— start of DATA TO USE —
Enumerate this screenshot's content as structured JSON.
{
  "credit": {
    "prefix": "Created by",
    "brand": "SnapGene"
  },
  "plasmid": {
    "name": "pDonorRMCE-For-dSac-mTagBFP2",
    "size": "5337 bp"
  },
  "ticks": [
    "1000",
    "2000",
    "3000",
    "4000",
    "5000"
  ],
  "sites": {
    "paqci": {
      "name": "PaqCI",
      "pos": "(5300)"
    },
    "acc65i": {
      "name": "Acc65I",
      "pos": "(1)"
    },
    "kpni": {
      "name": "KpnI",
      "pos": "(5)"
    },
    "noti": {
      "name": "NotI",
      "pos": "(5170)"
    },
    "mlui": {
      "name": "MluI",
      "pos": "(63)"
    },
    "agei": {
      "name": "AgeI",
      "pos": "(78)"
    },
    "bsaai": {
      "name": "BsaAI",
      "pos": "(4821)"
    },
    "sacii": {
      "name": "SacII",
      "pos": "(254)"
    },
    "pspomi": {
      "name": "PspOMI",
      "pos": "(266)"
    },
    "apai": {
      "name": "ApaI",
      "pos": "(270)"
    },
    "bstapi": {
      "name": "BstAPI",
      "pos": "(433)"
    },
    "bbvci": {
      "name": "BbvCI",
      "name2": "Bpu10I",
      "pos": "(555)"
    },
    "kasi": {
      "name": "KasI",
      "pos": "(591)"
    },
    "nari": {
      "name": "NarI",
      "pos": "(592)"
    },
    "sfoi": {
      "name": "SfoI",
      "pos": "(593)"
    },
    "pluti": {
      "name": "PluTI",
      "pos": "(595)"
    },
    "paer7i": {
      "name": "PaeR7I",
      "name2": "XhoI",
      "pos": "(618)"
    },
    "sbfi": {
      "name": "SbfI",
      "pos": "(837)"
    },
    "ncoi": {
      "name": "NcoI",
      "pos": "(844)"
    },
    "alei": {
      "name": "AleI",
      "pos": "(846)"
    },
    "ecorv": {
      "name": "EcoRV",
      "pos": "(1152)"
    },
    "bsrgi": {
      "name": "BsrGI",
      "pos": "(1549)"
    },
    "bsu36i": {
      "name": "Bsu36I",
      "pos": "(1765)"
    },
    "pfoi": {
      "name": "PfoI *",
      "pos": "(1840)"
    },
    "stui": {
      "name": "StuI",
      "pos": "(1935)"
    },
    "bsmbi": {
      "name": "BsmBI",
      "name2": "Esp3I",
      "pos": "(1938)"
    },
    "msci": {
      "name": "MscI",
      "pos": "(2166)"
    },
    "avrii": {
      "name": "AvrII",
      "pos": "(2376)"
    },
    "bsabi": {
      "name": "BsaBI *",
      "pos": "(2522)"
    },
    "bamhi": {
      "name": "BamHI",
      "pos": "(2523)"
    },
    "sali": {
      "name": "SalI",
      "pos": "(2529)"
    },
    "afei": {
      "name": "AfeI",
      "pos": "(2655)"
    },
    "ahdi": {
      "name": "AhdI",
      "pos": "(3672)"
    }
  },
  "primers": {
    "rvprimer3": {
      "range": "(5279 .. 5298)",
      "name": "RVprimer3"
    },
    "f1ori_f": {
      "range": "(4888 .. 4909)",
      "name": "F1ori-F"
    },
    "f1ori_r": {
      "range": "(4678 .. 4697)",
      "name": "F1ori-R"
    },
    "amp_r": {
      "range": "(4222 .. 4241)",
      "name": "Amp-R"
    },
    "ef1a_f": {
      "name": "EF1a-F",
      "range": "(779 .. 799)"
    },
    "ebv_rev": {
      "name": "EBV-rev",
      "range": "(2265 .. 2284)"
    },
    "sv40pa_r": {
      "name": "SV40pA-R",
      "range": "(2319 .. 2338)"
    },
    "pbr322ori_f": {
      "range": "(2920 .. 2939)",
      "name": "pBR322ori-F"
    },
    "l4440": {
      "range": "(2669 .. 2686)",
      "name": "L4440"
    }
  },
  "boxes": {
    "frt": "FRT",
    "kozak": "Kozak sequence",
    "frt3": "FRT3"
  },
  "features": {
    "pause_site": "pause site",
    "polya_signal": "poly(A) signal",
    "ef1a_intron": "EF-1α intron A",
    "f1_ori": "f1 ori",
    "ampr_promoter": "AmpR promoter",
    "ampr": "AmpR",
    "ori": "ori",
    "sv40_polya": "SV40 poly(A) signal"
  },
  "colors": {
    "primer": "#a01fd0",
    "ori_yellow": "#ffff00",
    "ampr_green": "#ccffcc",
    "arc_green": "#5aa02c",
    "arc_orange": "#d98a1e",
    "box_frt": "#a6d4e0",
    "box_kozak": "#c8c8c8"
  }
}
— end of DATA TO USE —
— start of DATA TO USE —
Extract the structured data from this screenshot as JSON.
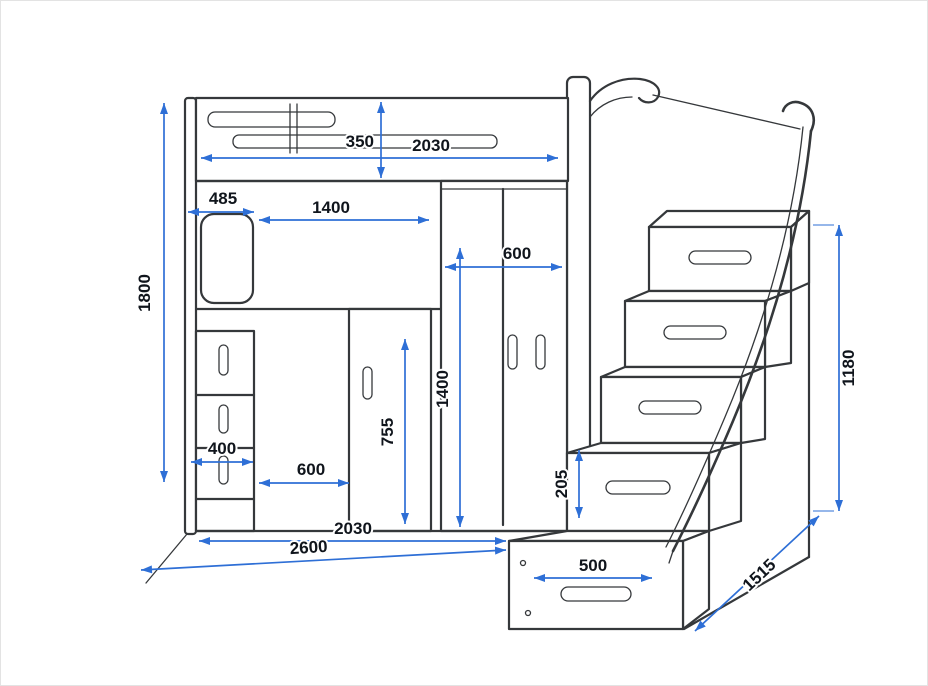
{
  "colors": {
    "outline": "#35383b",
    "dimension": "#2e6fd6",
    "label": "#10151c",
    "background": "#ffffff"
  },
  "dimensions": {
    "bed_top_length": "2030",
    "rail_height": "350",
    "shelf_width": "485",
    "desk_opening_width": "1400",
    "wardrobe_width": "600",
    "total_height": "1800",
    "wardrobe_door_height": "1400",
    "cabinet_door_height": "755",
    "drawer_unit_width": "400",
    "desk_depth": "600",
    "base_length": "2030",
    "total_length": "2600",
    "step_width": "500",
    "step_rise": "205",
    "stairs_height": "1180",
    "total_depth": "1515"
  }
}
— end of DATA TO USE —
WHAT YOU HAVE TO DO: Each line that holds the string "structured" counts once; give the total and nothing else.

THE ANSWER: 2